__Excerpted data__.
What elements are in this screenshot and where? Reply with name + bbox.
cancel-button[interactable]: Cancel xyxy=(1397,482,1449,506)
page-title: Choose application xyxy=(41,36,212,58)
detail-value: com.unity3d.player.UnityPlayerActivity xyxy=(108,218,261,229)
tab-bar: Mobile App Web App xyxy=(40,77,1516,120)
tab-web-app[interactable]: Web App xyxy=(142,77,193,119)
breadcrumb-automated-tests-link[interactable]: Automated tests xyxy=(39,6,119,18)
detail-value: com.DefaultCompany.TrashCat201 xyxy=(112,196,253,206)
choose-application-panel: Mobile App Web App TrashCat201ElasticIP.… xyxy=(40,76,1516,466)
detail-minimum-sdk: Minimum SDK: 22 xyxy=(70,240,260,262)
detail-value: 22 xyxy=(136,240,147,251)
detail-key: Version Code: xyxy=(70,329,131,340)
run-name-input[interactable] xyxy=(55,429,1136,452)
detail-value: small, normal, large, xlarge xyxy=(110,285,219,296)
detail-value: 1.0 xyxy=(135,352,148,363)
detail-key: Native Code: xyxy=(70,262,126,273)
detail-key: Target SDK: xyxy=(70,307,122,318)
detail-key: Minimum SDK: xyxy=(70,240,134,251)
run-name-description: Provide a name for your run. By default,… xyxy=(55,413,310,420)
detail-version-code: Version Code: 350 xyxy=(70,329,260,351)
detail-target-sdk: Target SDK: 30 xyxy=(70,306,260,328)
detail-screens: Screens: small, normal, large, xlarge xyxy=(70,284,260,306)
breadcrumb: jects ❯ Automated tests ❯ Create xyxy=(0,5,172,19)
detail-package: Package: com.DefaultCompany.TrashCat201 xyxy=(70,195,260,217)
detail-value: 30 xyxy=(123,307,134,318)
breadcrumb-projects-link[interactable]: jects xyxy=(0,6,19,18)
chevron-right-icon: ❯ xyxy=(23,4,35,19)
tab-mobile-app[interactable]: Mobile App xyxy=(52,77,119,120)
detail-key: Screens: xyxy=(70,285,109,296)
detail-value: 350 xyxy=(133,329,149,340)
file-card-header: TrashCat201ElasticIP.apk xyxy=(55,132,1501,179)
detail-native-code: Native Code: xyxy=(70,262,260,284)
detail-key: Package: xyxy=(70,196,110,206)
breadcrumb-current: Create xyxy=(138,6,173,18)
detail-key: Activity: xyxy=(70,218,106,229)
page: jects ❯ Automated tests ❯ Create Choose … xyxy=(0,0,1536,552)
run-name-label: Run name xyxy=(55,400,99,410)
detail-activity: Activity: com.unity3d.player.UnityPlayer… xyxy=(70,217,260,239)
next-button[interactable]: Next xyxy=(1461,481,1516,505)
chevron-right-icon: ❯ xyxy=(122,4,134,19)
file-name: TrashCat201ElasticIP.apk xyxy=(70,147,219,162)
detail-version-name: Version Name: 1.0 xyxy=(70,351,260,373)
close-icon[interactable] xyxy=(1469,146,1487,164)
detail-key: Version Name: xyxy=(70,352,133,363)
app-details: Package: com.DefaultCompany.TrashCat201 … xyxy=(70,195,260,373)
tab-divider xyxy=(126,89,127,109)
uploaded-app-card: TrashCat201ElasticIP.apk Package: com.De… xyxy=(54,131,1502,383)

__Task goal__. Reproduce the rows above word for word, from the first row through the line containing "tab-web-app[interactable]: Web App", including both.

__Task solution__.
What elements are in this screenshot and where? Reply with name + bbox.
cancel-button[interactable]: Cancel xyxy=(1397,482,1449,506)
page-title: Choose application xyxy=(41,36,212,58)
detail-value: com.unity3d.player.UnityPlayerActivity xyxy=(108,218,261,229)
tab-bar: Mobile App Web App xyxy=(40,77,1516,120)
tab-web-app[interactable]: Web App xyxy=(142,77,193,119)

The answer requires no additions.